Records from a data collection
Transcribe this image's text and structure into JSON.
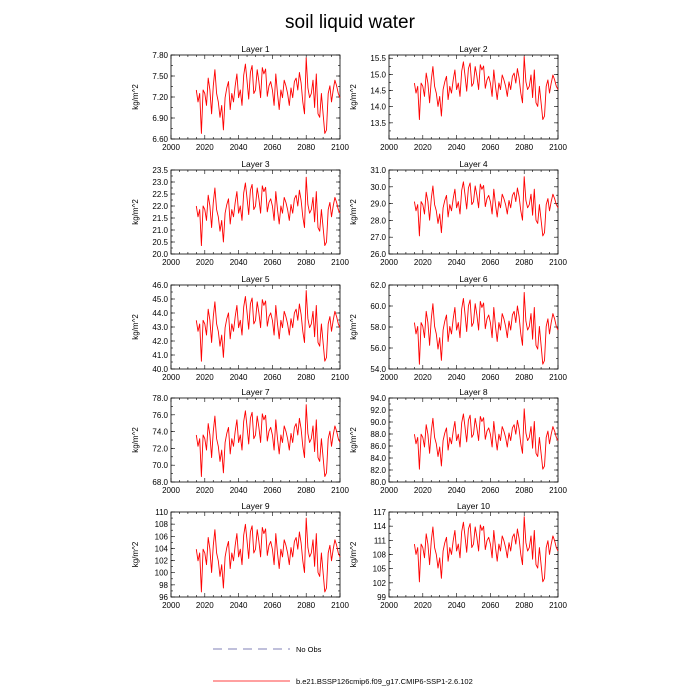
{
  "figure": {
    "title": "soil liquid water"
  },
  "legend": {
    "entries": [
      {
        "label": "No Obs",
        "color": "#5a5aa0",
        "style": "dashed"
      },
      {
        "label": "b.e21.BSSP126cmip6.f09_g17.CMIP6-SSP1-2.6.102",
        "color": "#ff0000",
        "style": "solid"
      }
    ]
  },
  "chart_data": [
    {
      "type": "line",
      "title": "Layer 1",
      "ylabel": "kg/m^2",
      "xlim": [
        2000,
        2100
      ],
      "ylim": [
        6.6,
        7.8
      ],
      "xticks": [
        "2000",
        "2020",
        "2040",
        "2060",
        "2080",
        "2100"
      ],
      "yticks": [
        "6.60",
        "6.90",
        "7.20",
        "7.50",
        "7.80"
      ],
      "series": [
        {
          "color": "#ff0000",
          "x_start": 2015,
          "x_end": 2100,
          "range": [
            6.62,
            7.76
          ],
          "values": []
        }
      ]
    },
    {
      "type": "line",
      "title": "Layer 2",
      "ylabel": "kg/m^2",
      "xlim": [
        2000,
        2100
      ],
      "ylim": [
        13.0,
        15.6
      ],
      "xticks": [
        "2000",
        "2020",
        "2040",
        "2060",
        "2080",
        "2100"
      ],
      "yticks": [
        "13.5",
        "14.0",
        "14.5",
        "15.0",
        "15.5"
      ],
      "series": [
        {
          "color": "#ff0000",
          "x_start": 2015,
          "x_end": 2100,
          "range": [
            13.5,
            15.55
          ],
          "values": []
        }
      ]
    },
    {
      "type": "line",
      "title": "Layer 3",
      "ylabel": "kg/m^2",
      "xlim": [
        2000,
        2100
      ],
      "ylim": [
        20.0,
        23.5
      ],
      "xticks": [
        "2000",
        "2020",
        "2040",
        "2060",
        "2080",
        "2100"
      ],
      "yticks": [
        "20.0",
        "20.5",
        "21.0",
        "21.5",
        "22.0",
        "22.5",
        "23.0",
        "23.5"
      ],
      "series": [
        {
          "color": "#ff0000",
          "x_start": 2015,
          "x_end": 2100,
          "range": [
            20.2,
            23.2
          ],
          "values": []
        }
      ]
    },
    {
      "type": "line",
      "title": "Layer 4",
      "ylabel": "kg/m^2",
      "xlim": [
        2000,
        2100
      ],
      "ylim": [
        26.0,
        31.0
      ],
      "xticks": [
        "2000",
        "2020",
        "2040",
        "2060",
        "2080",
        "2100"
      ],
      "yticks": [
        "26.0",
        "27.0",
        "28.0",
        "29.0",
        "30.0",
        "31.0"
      ],
      "series": [
        {
          "color": "#ff0000",
          "x_start": 2015,
          "x_end": 2100,
          "range": [
            26.9,
            30.6
          ],
          "values": []
        }
      ]
    },
    {
      "type": "line",
      "title": "Layer 5",
      "ylabel": "kg/m^2",
      "xlim": [
        2000,
        2100
      ],
      "ylim": [
        40.0,
        46.0
      ],
      "xticks": [
        "2000",
        "2020",
        "2040",
        "2060",
        "2080",
        "2100"
      ],
      "yticks": [
        "40.0",
        "41.0",
        "42.0",
        "43.0",
        "44.0",
        "45.0",
        "46.0"
      ],
      "series": [
        {
          "color": "#ff0000",
          "x_start": 2015,
          "x_end": 2100,
          "range": [
            40.3,
            45.6
          ],
          "values": []
        }
      ]
    },
    {
      "type": "line",
      "title": "Layer 6",
      "ylabel": "kg/m^2",
      "xlim": [
        2000,
        2100
      ],
      "ylim": [
        54.0,
        62.0
      ],
      "xticks": [
        "2000",
        "2020",
        "2040",
        "2060",
        "2080",
        "2100"
      ],
      "yticks": [
        "54.0",
        "56.0",
        "58.0",
        "60.0",
        "62.0"
      ],
      "series": [
        {
          "color": "#ff0000",
          "x_start": 2015,
          "x_end": 2100,
          "range": [
            54.1,
            61.3
          ],
          "values": []
        }
      ]
    },
    {
      "type": "line",
      "title": "Layer 7",
      "ylabel": "kg/m^2",
      "xlim": [
        2000,
        2100
      ],
      "ylim": [
        68.0,
        78.0
      ],
      "xticks": [
        "2000",
        "2020",
        "2040",
        "2060",
        "2080",
        "2100"
      ],
      "yticks": [
        "68.0",
        "70.0",
        "72.0",
        "74.0",
        "76.0",
        "78.0"
      ],
      "series": [
        {
          "color": "#ff0000",
          "x_start": 2015,
          "x_end": 2100,
          "range": [
            68.2,
            77.2
          ],
          "values": []
        }
      ]
    },
    {
      "type": "line",
      "title": "Layer 8",
      "ylabel": "kg/m^2",
      "xlim": [
        2000,
        2100
      ],
      "ylim": [
        80.0,
        94.0
      ],
      "xticks": [
        "2000",
        "2020",
        "2040",
        "2060",
        "2080",
        "2100"
      ],
      "yticks": [
        "80.0",
        "82.0",
        "84.0",
        "86.0",
        "88.0",
        "90.0",
        "92.0",
        "94.0"
      ],
      "series": [
        {
          "color": "#ff0000",
          "x_start": 2015,
          "x_end": 2100,
          "range": [
            81.6,
            92.2
          ],
          "values": []
        }
      ]
    },
    {
      "type": "line",
      "title": "Layer 9",
      "ylabel": "kg/m^2",
      "xlim": [
        2000,
        2100
      ],
      "ylim": [
        96.0,
        110.0
      ],
      "xticks": [
        "2000",
        "2020",
        "2040",
        "2060",
        "2080",
        "2100"
      ],
      "yticks": [
        "96",
        "98",
        "100",
        "102",
        "104",
        "106",
        "108",
        "110"
      ],
      "series": [
        {
          "color": "#ff0000",
          "x_start": 2015,
          "x_end": 2100,
          "range": [
            96.2,
            109.0
          ],
          "values": []
        }
      ]
    },
    {
      "type": "line",
      "title": "Layer 10",
      "ylabel": "kg/m^2",
      "xlim": [
        2000,
        2100
      ],
      "ylim": [
        99.0,
        117.0
      ],
      "xticks": [
        "2000",
        "2020",
        "2040",
        "2060",
        "2080",
        "2100"
      ],
      "yticks": [
        "99",
        "102",
        "105",
        "108",
        "111",
        "114",
        "117"
      ],
      "series": [
        {
          "color": "#ff0000",
          "x_start": 2015,
          "x_end": 2100,
          "range": [
            101.5,
            116.0
          ],
          "values": []
        }
      ]
    }
  ]
}
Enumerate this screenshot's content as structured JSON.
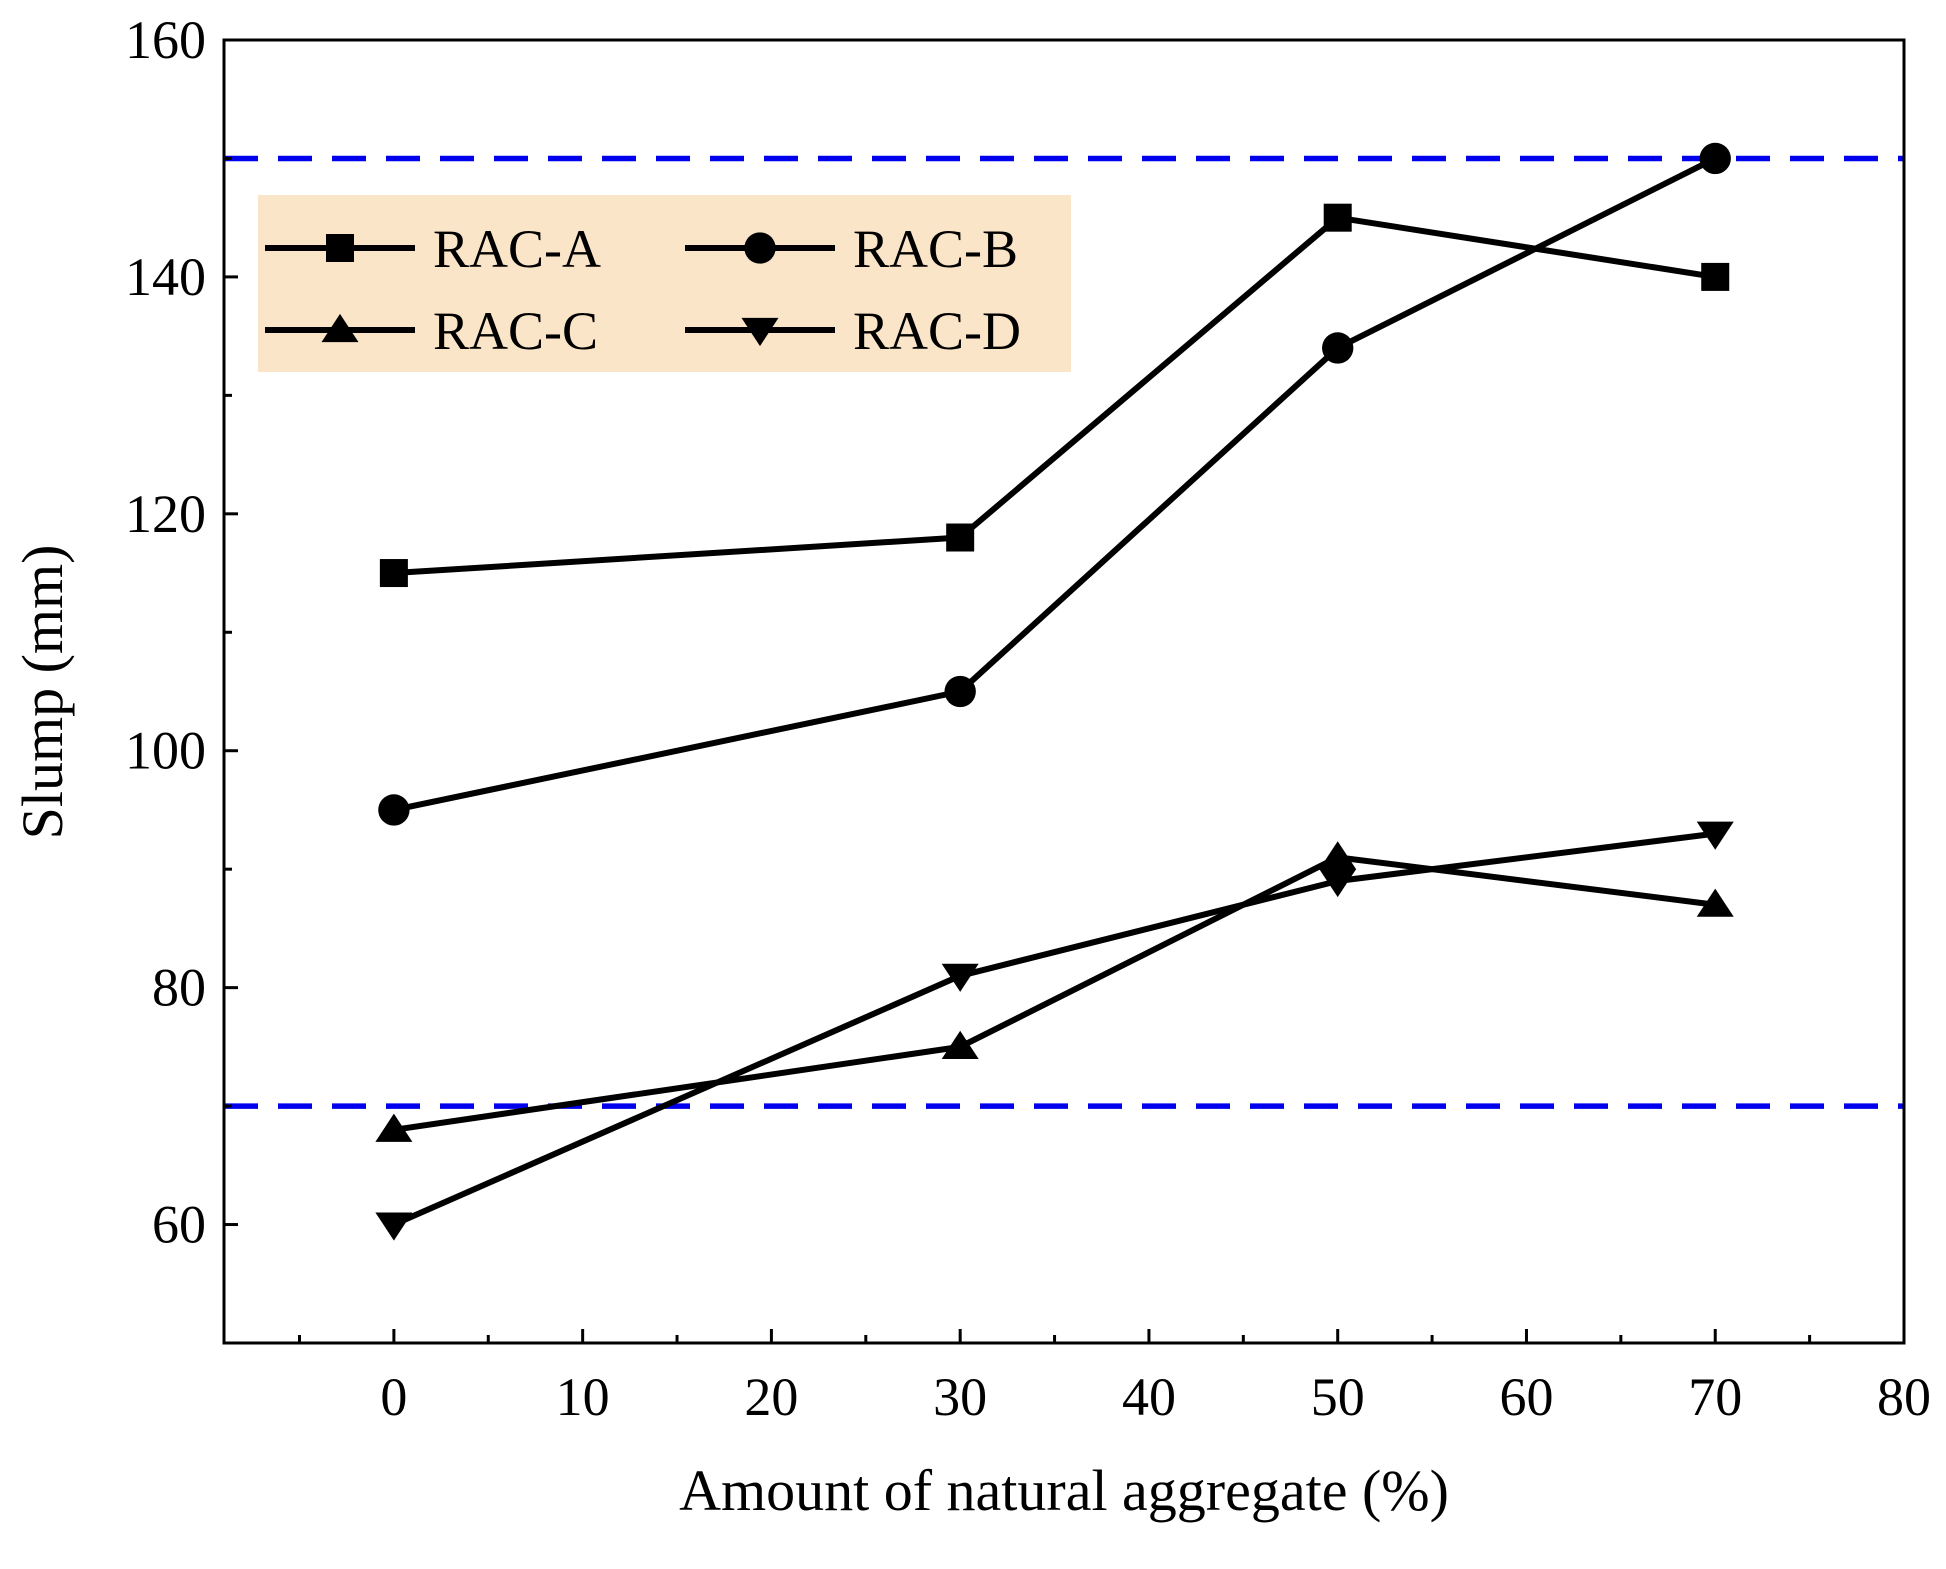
{
  "chart_data": {
    "type": "line",
    "title": "",
    "xlabel": "Amount of natural aggregate (%)",
    "ylabel": "Slump (mm)",
    "xlim": [
      -9,
      80
    ],
    "ylim": [
      50,
      160
    ],
    "x_ticks": [
      0,
      10,
      20,
      30,
      40,
      50,
      60,
      70,
      80
    ],
    "y_ticks": [
      60,
      80,
      100,
      120,
      140,
      160
    ],
    "x": [
      0,
      30,
      50,
      70
    ],
    "series": [
      {
        "name": "RAC-A",
        "marker": "square",
        "values": [
          115,
          118,
          145,
          140
        ]
      },
      {
        "name": "RAC-B",
        "marker": "circle",
        "values": [
          95,
          105,
          134,
          150
        ]
      },
      {
        "name": "RAC-C",
        "marker": "triangle-up",
        "values": [
          68,
          75,
          91,
          87
        ]
      },
      {
        "name": "RAC-D",
        "marker": "triangle-down",
        "values": [
          60,
          81,
          89,
          93
        ]
      }
    ],
    "reference_lines": [
      {
        "y": 150,
        "style": "dashed",
        "color": "#0000ee"
      },
      {
        "y": 70,
        "style": "dashed",
        "color": "#0000ee"
      }
    ],
    "legend_position": "top-left",
    "grid": false,
    "colors": {
      "series": "#000000",
      "reference": "#0000ee",
      "legend_bg": "#fbe5c8"
    }
  }
}
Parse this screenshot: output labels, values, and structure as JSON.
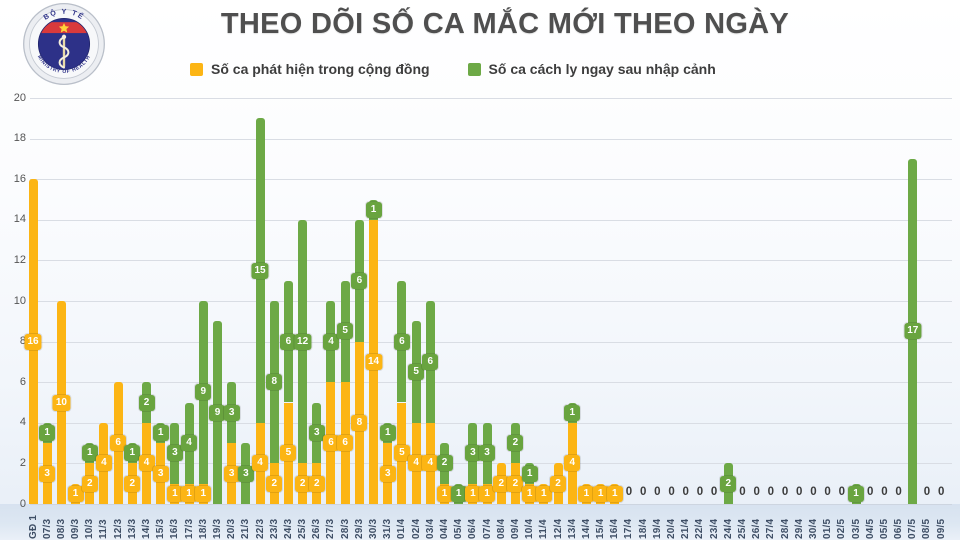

__WHAT YOU ARE ASKED TO DO__: Collect, from the material above, every line containing the word "Layer".

__WRITTEN SOLUTION__:
      "title": "Layer 1",
      "title": "Layer 2",
      "title": "Layer 3",
      "title": "Layer 4",
      "title": "Layer 5",
      "title": "Layer 6",
      "title": "Layer 7",
      "title": "Layer 8",
      "title": "Layer 9",
      "title": "Layer 10",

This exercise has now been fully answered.